## start SUPPLIED RECORDS

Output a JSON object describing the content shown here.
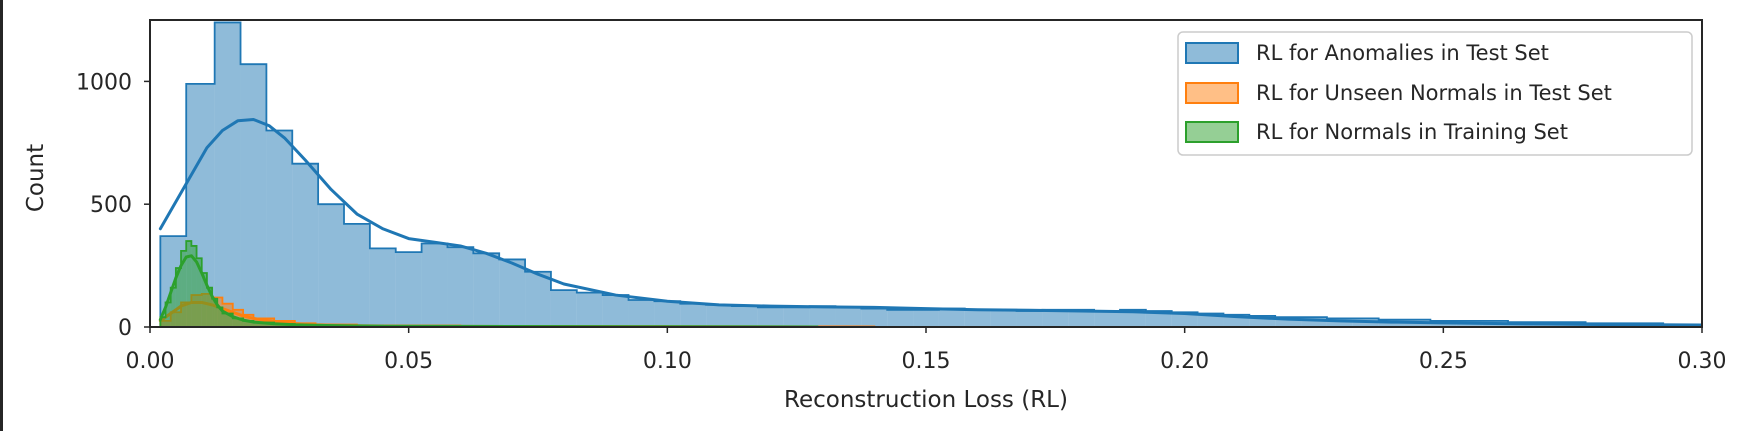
{
  "chart_data": {
    "type": "histogram",
    "xlabel": "Reconstruction Loss (RL)",
    "ylabel": "Count",
    "xlim": [
      0.0,
      0.3
    ],
    "ylim": [
      0,
      1250
    ],
    "xticks": [
      0.0,
      0.05,
      0.1,
      0.15,
      0.2,
      0.25,
      0.3
    ],
    "xtick_labels": [
      "0.00",
      "0.05",
      "0.10",
      "0.15",
      "0.20",
      "0.25",
      "0.30"
    ],
    "yticks": [
      0,
      500,
      1000
    ],
    "ytick_labels": [
      "0",
      "500",
      "1000"
    ],
    "grid": false,
    "legend_position": "top-right",
    "series": [
      {
        "name": "RL for Anomalies in Test Set",
        "color": "#1f77b4",
        "bin_edges": [
          0.002,
          0.007,
          0.0125,
          0.0175,
          0.0225,
          0.0275,
          0.0325,
          0.0375,
          0.0425,
          0.0475,
          0.0525,
          0.0575,
          0.0625,
          0.0675,
          0.0725,
          0.0775,
          0.0825,
          0.0875,
          0.0925,
          0.0975,
          0.1025,
          0.1075,
          0.1125,
          0.1175,
          0.1225,
          0.1275,
          0.1325,
          0.1375,
          0.1425,
          0.1475,
          0.1525,
          0.1575,
          0.1625,
          0.1675,
          0.1725,
          0.1775,
          0.1825,
          0.1875,
          0.1925,
          0.1975,
          0.2025,
          0.2075,
          0.2125,
          0.2175,
          0.2225,
          0.2275,
          0.2325,
          0.2375,
          0.2425,
          0.2475,
          0.2525,
          0.2575,
          0.2625,
          0.2675,
          0.2725,
          0.2775,
          0.2825,
          0.2875,
          0.2925,
          0.3
        ],
        "counts": [
          370,
          990,
          1240,
          1070,
          800,
          665,
          500,
          420,
          320,
          305,
          340,
          325,
          300,
          275,
          225,
          150,
          140,
          130,
          110,
          105,
          95,
          90,
          85,
          80,
          80,
          85,
          80,
          75,
          70,
          70,
          75,
          70,
          70,
          65,
          70,
          70,
          65,
          70,
          65,
          60,
          55,
          50,
          45,
          40,
          40,
          35,
          35,
          30,
          30,
          25,
          25,
          25,
          20,
          20,
          20,
          15,
          15,
          15,
          10
        ],
        "kde": {
          "x": [
            0.002,
            0.005,
            0.008,
            0.011,
            0.014,
            0.017,
            0.02,
            0.023,
            0.026,
            0.03,
            0.035,
            0.04,
            0.045,
            0.05,
            0.055,
            0.06,
            0.065,
            0.07,
            0.075,
            0.08,
            0.09,
            0.1,
            0.11,
            0.12,
            0.13,
            0.14,
            0.15,
            0.16,
            0.17,
            0.18,
            0.19,
            0.2,
            0.21,
            0.22,
            0.23,
            0.24,
            0.25,
            0.26,
            0.27,
            0.28,
            0.29,
            0.3
          ],
          "y": [
            400,
            510,
            620,
            730,
            800,
            840,
            845,
            820,
            770,
            680,
            560,
            460,
            400,
            360,
            345,
            330,
            300,
            260,
            215,
            175,
            130,
            105,
            90,
            85,
            82,
            80,
            75,
            70,
            68,
            65,
            62,
            55,
            42,
            32,
            25,
            20,
            17,
            14,
            12,
            10,
            9,
            8
          ]
        }
      },
      {
        "name": "RL for Unseen Normals in Test Set",
        "color": "#ff7f0e",
        "bin_edges": [
          0.002,
          0.004,
          0.006,
          0.008,
          0.01,
          0.012,
          0.014,
          0.016,
          0.018,
          0.02,
          0.024,
          0.028,
          0.032,
          0.04,
          0.06,
          0.1,
          0.14
        ],
        "counts": [
          25,
          60,
          100,
          130,
          135,
          120,
          95,
          70,
          50,
          35,
          25,
          15,
          10,
          6,
          3,
          2
        ],
        "kde": {
          "x": [
            0.002,
            0.004,
            0.006,
            0.008,
            0.01,
            0.012,
            0.014,
            0.016,
            0.018,
            0.02,
            0.024,
            0.028,
            0.032,
            0.04,
            0.05,
            0.07,
            0.1,
            0.14
          ],
          "y": [
            25,
            55,
            85,
            100,
            100,
            90,
            75,
            60,
            45,
            35,
            22,
            14,
            9,
            5,
            3,
            2,
            1,
            0
          ]
        }
      },
      {
        "name": "RL for Normals in Training Set",
        "color": "#2ca02c",
        "bin_edges": [
          0.002,
          0.003,
          0.004,
          0.005,
          0.006,
          0.007,
          0.008,
          0.009,
          0.01,
          0.011,
          0.012,
          0.013,
          0.014,
          0.016,
          0.018,
          0.02,
          0.024,
          0.028,
          0.034,
          0.045,
          0.07,
          0.1,
          0.129
        ],
        "counts": [
          40,
          100,
          160,
          240,
          310,
          350,
          330,
          280,
          220,
          160,
          115,
          80,
          55,
          35,
          25,
          18,
          12,
          8,
          5,
          3,
          2,
          1
        ],
        "kde": {
          "x": [
            0.002,
            0.003,
            0.004,
            0.005,
            0.006,
            0.007,
            0.008,
            0.009,
            0.01,
            0.011,
            0.012,
            0.013,
            0.014,
            0.016,
            0.018,
            0.02,
            0.024,
            0.028,
            0.034,
            0.045,
            0.07,
            0.1,
            0.129
          ],
          "y": [
            30,
            80,
            140,
            200,
            250,
            285,
            290,
            265,
            220,
            170,
            125,
            90,
            65,
            42,
            28,
            20,
            13,
            9,
            6,
            3,
            2,
            1,
            0
          ]
        }
      }
    ]
  }
}
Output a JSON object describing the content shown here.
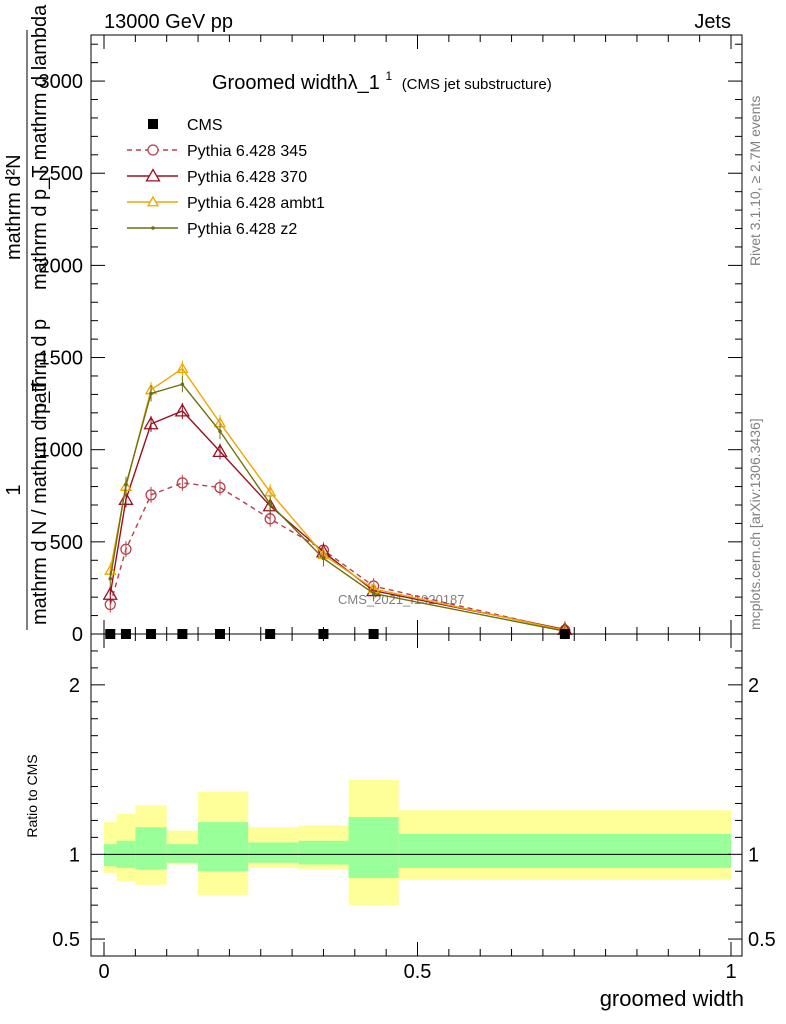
{
  "header": {
    "left": "13000 GeV pp",
    "right": "Jets"
  },
  "side_text": {
    "rivet": "Rivet 3.1.10, ≥ 2.7M events",
    "mcplots": "mcplots.cern.ch [arXiv:1306.3436]"
  },
  "watermark": "CMS_2021_I1920187",
  "chart_data": [
    {
      "type": "line",
      "title": "Groomed widthλ_1",
      "title_sup": "1",
      "subtitle": "(CMS jet substructure)",
      "ylabel": "1 / mathrm d N / mathrm d p_T mathrm d p_T mathrm d^2N / mathrm d p_T mathrm d lambda",
      "ylabel_parts": {
        "num": "1",
        "den": "mathrm d N / mathrm d p_T",
        "frac2_num": "mathrm d²N",
        "frac2_den": "mathrm d p_T mathrm d lambda",
        "overlap": "mathrm d p"
      },
      "xlim": [
        0,
        1
      ],
      "ylim": [
        0,
        3250
      ],
      "yticks": [
        0,
        500,
        1000,
        1500,
        2000,
        2500,
        3000
      ],
      "ytick_labels": [
        "0",
        "500",
        "1000",
        "1500",
        "2000",
        "2500",
        "3000"
      ],
      "legend_position": "top-left",
      "cms": {
        "name": "CMS",
        "x": [
          0.01,
          0.035,
          0.075,
          0.125,
          0.185,
          0.265,
          0.35,
          0.43,
          0.735
        ],
        "y": [
          0,
          0,
          0,
          0,
          0,
          0,
          0,
          0,
          0
        ]
      },
      "series": [
        {
          "name": "Pythia 6.428 345",
          "color": "#b8404a",
          "style": "dashed",
          "marker": "circle",
          "x": [
            0.01,
            0.035,
            0.075,
            0.125,
            0.185,
            0.265,
            0.35,
            0.43,
            0.735
          ],
          "y": [
            160,
            460,
            755,
            820,
            795,
            625,
            455,
            260,
            20
          ]
        },
        {
          "name": "Pythia 6.428 370",
          "color": "#9b1020",
          "style": "solid",
          "marker": "triangle",
          "x": [
            0.01,
            0.035,
            0.075,
            0.125,
            0.185,
            0.265,
            0.35,
            0.43,
            0.735
          ],
          "y": [
            215,
            730,
            1140,
            1210,
            990,
            695,
            445,
            235,
            25
          ]
        },
        {
          "name": "Pythia 6.428 ambt1",
          "color": "#f0a500",
          "style": "solid",
          "marker": "triangle",
          "x": [
            0.01,
            0.035,
            0.075,
            0.125,
            0.185,
            0.265,
            0.35,
            0.43,
            0.735
          ],
          "y": [
            345,
            800,
            1325,
            1440,
            1145,
            770,
            430,
            245,
            20
          ]
        },
        {
          "name": "Pythia 6.428 z2",
          "color": "#6b7010",
          "style": "solid",
          "marker": "dot",
          "x": [
            0.01,
            0.035,
            0.075,
            0.125,
            0.185,
            0.265,
            0.35,
            0.43,
            0.735
          ],
          "y": [
            300,
            810,
            1305,
            1355,
            1100,
            705,
            410,
            220,
            15
          ]
        }
      ]
    },
    {
      "type": "area",
      "xlabel": "groomed width",
      "ylabel": "Ratio to CMS",
      "xlim": [
        0,
        1
      ],
      "ylim": [
        0.4,
        2.3
      ],
      "yticks": [
        0.5,
        1,
        2
      ],
      "ytick_labels": [
        "0.5",
        "1",
        "2"
      ],
      "xticks": [
        0,
        0.5,
        1
      ],
      "xtick_labels": [
        "0",
        "0.5",
        "1"
      ],
      "reference_line": 1,
      "bins": [
        {
          "lo": 0.0,
          "hi": 0.02,
          "band_lo": 0.93,
          "band_hi": 1.06,
          "outer_lo": 0.89,
          "outer_hi": 1.19
        },
        {
          "lo": 0.02,
          "hi": 0.05,
          "band_lo": 0.92,
          "band_hi": 1.08,
          "outer_lo": 0.84,
          "outer_hi": 1.24
        },
        {
          "lo": 0.05,
          "hi": 0.1,
          "band_lo": 0.91,
          "band_hi": 1.16,
          "outer_lo": 0.82,
          "outer_hi": 1.29
        },
        {
          "lo": 0.1,
          "hi": 0.15,
          "band_lo": 0.95,
          "band_hi": 1.06,
          "outer_lo": 0.94,
          "outer_hi": 1.14
        },
        {
          "lo": 0.15,
          "hi": 0.23,
          "band_lo": 0.9,
          "band_hi": 1.19,
          "outer_lo": 0.76,
          "outer_hi": 1.37
        },
        {
          "lo": 0.23,
          "hi": 0.31,
          "band_lo": 0.95,
          "band_hi": 1.07,
          "outer_lo": 0.92,
          "outer_hi": 1.16
        },
        {
          "lo": 0.31,
          "hi": 0.39,
          "band_lo": 0.94,
          "band_hi": 1.08,
          "outer_lo": 0.91,
          "outer_hi": 1.17
        },
        {
          "lo": 0.39,
          "hi": 0.47,
          "band_lo": 0.86,
          "band_hi": 1.22,
          "outer_lo": 0.7,
          "outer_hi": 1.44
        },
        {
          "lo": 0.47,
          "hi": 1.0,
          "band_lo": 0.92,
          "band_hi": 1.12,
          "outer_lo": 0.85,
          "outer_hi": 1.26
        }
      ]
    }
  ]
}
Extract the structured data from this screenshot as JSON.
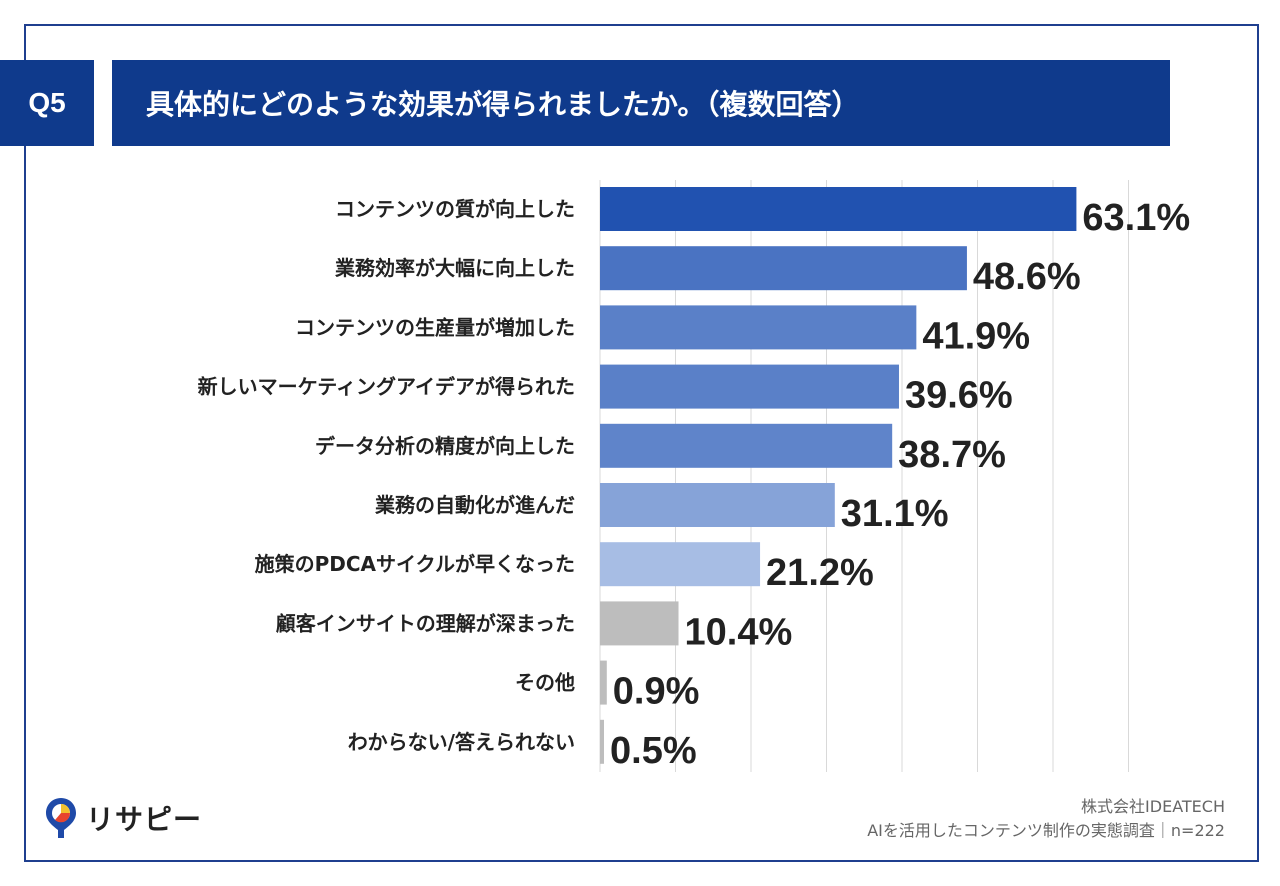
{
  "question": {
    "number": "Q5",
    "title": "具体的にどのような効果が得られましたか。（複数回答）"
  },
  "chart_data": {
    "type": "bar",
    "orientation": "horizontal",
    "categories": [
      "コンテンツの質が向上した",
      "業務効率が大幅に向上した",
      "コンテンツの生産量が増加した",
      "新しいマーケティングアイデアが得られた",
      "データ分析の精度が向上した",
      "業務の自動化が進んだ",
      "施策のPDCAサイクルが早くなった",
      "顧客インサイトの理解が深まった",
      "その他",
      "わからない/答えられない"
    ],
    "values": [
      63.1,
      48.6,
      41.9,
      39.6,
      38.7,
      31.1,
      21.2,
      10.4,
      0.9,
      0.5
    ],
    "value_labels": [
      "63.1%",
      "48.6%",
      "41.9%",
      "39.6%",
      "38.7%",
      "31.1%",
      "21.2%",
      "10.4%",
      "0.9%",
      "0.5%"
    ],
    "bar_colors": [
      "#2152b0",
      "#4a73c2",
      "#5a80c8",
      "#5a80c8",
      "#5f84ca",
      "#86a3d8",
      "#a7bde4",
      "#bdbdbd",
      "#bdbdbd",
      "#bdbdbd"
    ],
    "xlim": [
      0,
      70
    ],
    "grid_step": 10,
    "grid": true,
    "xlabel": "",
    "ylabel": ""
  },
  "logo": {
    "text": "リサピー"
  },
  "source": {
    "company": "株式会社IDEATECH",
    "survey": "AIを活用したコンテンツ制作の実態調査｜n=222"
  }
}
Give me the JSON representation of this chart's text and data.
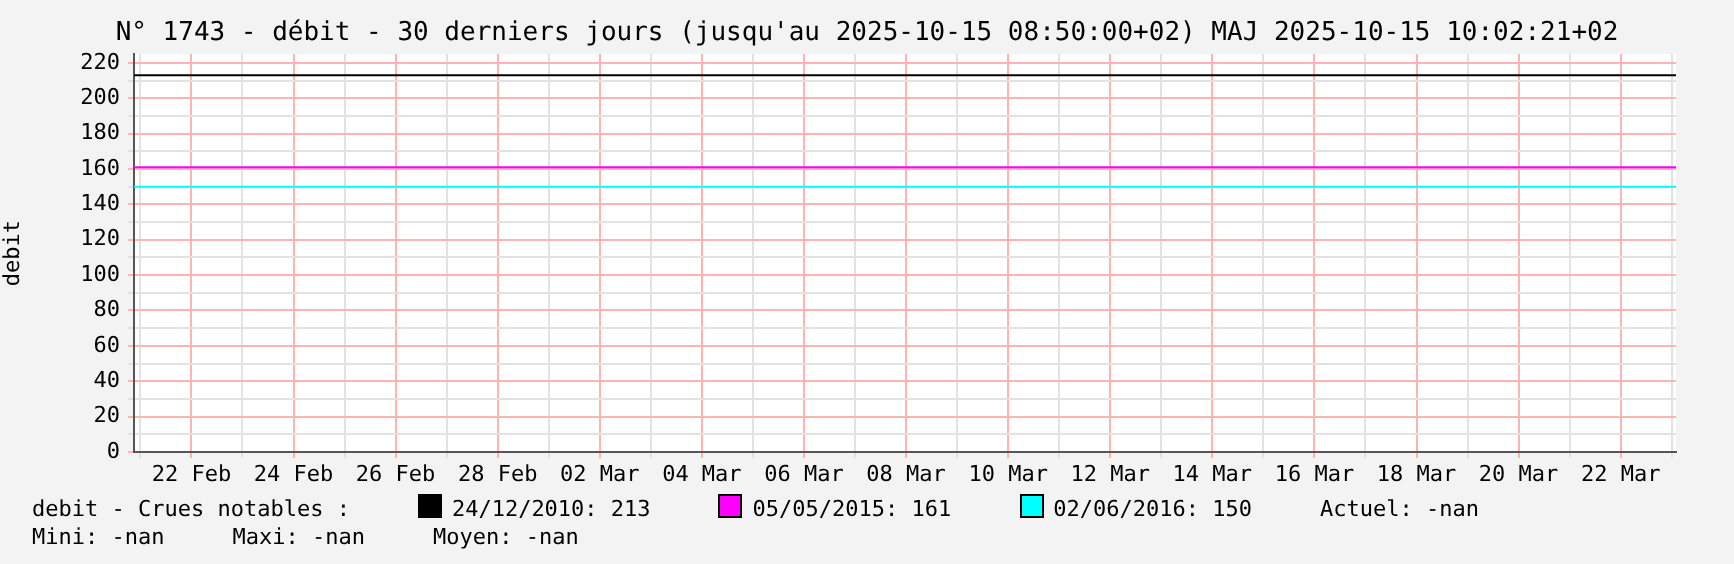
{
  "chart_data": {
    "type": "line",
    "title": "N° 1743 - débit - 30 derniers jours (jusqu'au 2025-10-15 08:50:00+02) MAJ 2025-10-15 10:02:21+02",
    "ylabel": "debit",
    "legend_title": "debit - Crues notables :",
    "xlim": [
      "--02-20T21:00",
      "--03-23T02:00"
    ],
    "ylim": [
      0,
      225
    ],
    "xticks": [
      {
        "value": "--02-21",
        "label": null
      },
      {
        "value": "--02-22",
        "label": "22 Feb"
      },
      {
        "value": "--02-23",
        "label": null
      },
      {
        "value": "--02-24",
        "label": "24 Feb"
      },
      {
        "value": "--02-25",
        "label": null
      },
      {
        "value": "--02-26",
        "label": "26 Feb"
      },
      {
        "value": "--02-27",
        "label": null
      },
      {
        "value": "--02-28",
        "label": "28 Feb"
      },
      {
        "value": "--03-01",
        "label": null
      },
      {
        "value": "--03-02",
        "label": "02 Mar"
      },
      {
        "value": "--03-03",
        "label": null
      },
      {
        "value": "--03-04",
        "label": "04 Mar"
      },
      {
        "value": "--03-05",
        "label": null
      },
      {
        "value": "--03-06",
        "label": "06 Mar"
      },
      {
        "value": "--03-07",
        "label": null
      },
      {
        "value": "--03-08",
        "label": "08 Mar"
      },
      {
        "value": "--03-09",
        "label": null
      },
      {
        "value": "--03-10",
        "label": "10 Mar"
      },
      {
        "value": "--03-11",
        "label": null
      },
      {
        "value": "--03-12",
        "label": "12 Mar"
      },
      {
        "value": "--03-13",
        "label": null
      },
      {
        "value": "--03-14",
        "label": "14 Mar"
      },
      {
        "value": "--03-15",
        "label": null
      },
      {
        "value": "--03-16",
        "label": "16 Mar"
      },
      {
        "value": "--03-17",
        "label": null
      },
      {
        "value": "--03-18",
        "label": "18 Mar"
      },
      {
        "value": "--03-19",
        "label": null
      },
      {
        "value": "--03-20",
        "label": "20 Mar"
      },
      {
        "value": "--03-21",
        "label": null
      },
      {
        "value": "--03-22",
        "label": "22 Mar"
      },
      {
        "value": "--03-23",
        "label": null
      }
    ],
    "yticks": [
      0,
      {
        "value": 10,
        "label": null
      },
      20,
      {
        "value": 30,
        "label": null
      },
      40,
      {
        "value": 50,
        "label": null
      },
      60,
      {
        "value": 70,
        "label": null
      },
      80,
      {
        "value": 90,
        "label": null
      },
      100,
      {
        "value": 110,
        "label": null
      },
      120,
      {
        "value": 130,
        "label": null
      },
      140,
      {
        "value": 150,
        "label": null
      },
      160,
      {
        "value": 170,
        "label": null
      },
      180,
      {
        "value": 190,
        "label": null
      },
      200,
      {
        "value": 210,
        "label": null
      },
      220
    ],
    "grid": true,
    "legend": "bottom",
    "ref_lines": [
      {
        "axis": "y",
        "value": 213,
        "label": "24/12/2010: 213",
        "color": "#000000"
      },
      {
        "axis": "y",
        "value": 161,
        "label": "05/05/2015: 161",
        "color": "#ff00ff"
      },
      {
        "axis": "y",
        "value": 150,
        "label": "02/06/2016: 150",
        "color": "#00ffff"
      }
    ],
    "annotations": [
      "Actuel: -nan",
      "Mini: -nan",
      "Maxi: -nan",
      "Moyen: -nan"
    ]
  }
}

## end SUPPLIED RECORDS

Select all lines in the listing that include the word "debit".

    "ylabel": "debit",
    "legend_title": "debit - Crues notables :",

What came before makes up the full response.